WHAT THE TASK ASKS: Gather, from the data below, each line in which the word "Volume" occurs.

(Records from a data source)

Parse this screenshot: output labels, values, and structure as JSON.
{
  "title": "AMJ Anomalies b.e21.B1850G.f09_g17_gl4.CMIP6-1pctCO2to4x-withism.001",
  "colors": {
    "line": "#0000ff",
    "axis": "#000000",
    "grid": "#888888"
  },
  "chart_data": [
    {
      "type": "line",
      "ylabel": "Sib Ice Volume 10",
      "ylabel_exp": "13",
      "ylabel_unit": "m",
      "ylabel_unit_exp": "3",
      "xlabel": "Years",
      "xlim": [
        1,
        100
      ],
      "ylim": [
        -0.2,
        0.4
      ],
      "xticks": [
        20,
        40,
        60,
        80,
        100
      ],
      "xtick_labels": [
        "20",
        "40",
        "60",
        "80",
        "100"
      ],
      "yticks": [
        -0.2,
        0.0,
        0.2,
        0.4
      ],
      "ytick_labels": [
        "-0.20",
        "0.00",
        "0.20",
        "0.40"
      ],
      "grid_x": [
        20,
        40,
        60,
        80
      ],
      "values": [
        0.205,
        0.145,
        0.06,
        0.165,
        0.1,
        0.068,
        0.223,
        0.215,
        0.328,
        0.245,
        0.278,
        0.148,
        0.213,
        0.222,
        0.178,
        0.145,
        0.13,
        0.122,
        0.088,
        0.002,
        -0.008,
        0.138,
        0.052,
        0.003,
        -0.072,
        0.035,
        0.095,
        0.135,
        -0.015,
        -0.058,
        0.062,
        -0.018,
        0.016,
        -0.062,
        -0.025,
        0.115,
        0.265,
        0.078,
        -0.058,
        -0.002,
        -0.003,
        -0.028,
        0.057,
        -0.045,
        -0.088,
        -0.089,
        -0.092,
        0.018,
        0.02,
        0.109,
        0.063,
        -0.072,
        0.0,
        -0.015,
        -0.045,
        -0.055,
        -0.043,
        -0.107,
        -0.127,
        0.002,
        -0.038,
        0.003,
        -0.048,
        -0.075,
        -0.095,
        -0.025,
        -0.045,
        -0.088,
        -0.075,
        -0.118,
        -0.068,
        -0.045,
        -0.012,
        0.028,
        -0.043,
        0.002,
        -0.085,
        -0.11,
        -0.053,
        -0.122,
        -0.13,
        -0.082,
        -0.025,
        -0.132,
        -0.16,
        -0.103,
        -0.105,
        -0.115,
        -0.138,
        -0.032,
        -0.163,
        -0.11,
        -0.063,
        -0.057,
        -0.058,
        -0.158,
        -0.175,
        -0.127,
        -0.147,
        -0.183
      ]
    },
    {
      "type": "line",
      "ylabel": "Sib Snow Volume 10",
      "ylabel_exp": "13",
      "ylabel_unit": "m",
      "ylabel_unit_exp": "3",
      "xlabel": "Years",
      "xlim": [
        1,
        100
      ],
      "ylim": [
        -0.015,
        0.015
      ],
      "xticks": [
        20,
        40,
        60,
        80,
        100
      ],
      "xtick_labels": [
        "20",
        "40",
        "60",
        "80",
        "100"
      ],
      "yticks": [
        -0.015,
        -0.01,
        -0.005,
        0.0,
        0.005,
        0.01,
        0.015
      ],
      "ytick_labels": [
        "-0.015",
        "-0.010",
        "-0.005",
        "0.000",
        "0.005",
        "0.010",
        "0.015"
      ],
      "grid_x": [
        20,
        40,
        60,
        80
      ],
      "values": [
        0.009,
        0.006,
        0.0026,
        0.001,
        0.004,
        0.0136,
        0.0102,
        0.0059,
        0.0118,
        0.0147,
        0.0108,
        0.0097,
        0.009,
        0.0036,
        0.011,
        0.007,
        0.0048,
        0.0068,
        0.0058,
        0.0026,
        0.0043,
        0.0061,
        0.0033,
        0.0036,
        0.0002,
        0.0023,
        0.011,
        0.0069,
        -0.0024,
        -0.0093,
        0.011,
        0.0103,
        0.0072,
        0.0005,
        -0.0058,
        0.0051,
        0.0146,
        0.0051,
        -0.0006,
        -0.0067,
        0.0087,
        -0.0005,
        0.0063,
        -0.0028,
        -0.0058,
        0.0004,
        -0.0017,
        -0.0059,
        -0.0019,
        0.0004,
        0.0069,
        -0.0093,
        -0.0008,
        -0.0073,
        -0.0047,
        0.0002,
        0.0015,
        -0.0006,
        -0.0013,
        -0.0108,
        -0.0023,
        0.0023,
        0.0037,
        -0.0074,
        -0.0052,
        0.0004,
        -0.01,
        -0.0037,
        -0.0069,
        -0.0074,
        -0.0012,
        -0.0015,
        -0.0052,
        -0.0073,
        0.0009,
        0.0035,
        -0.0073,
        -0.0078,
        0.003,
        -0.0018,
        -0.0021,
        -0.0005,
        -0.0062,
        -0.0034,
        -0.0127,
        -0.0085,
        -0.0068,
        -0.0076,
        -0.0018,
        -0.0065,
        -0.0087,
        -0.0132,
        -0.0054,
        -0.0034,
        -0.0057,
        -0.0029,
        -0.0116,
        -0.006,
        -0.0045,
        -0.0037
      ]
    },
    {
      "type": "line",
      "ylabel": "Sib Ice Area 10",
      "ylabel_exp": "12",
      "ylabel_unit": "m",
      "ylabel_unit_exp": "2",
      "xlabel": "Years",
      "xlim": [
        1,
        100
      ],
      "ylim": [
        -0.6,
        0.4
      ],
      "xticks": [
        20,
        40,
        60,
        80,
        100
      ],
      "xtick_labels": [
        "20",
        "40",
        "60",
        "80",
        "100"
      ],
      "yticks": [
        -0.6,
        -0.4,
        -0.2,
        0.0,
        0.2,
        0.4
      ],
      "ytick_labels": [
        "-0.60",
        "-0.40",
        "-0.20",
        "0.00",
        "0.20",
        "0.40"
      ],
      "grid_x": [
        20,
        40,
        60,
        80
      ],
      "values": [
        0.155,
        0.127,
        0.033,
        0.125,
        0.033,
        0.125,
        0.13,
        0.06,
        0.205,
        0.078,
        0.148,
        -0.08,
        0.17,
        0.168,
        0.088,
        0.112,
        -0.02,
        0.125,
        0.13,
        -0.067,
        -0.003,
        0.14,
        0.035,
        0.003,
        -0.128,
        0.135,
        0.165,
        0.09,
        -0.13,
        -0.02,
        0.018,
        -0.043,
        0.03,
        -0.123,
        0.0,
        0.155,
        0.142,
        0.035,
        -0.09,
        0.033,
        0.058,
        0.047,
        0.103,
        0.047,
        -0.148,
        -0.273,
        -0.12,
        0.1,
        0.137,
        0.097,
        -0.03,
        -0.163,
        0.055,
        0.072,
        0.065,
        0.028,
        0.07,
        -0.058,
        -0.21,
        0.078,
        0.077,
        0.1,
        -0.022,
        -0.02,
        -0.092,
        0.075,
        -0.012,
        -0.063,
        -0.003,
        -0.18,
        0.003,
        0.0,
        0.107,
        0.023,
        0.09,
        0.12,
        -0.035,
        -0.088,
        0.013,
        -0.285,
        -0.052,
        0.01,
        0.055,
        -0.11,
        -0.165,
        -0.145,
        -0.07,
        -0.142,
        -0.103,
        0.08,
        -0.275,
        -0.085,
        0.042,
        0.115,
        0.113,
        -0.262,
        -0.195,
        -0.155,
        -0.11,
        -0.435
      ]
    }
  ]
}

ANSWER FOR THE TASK:
      "ylabel": "Sib Ice Volume 10",
      "ylabel": "Sib Snow Volume 10",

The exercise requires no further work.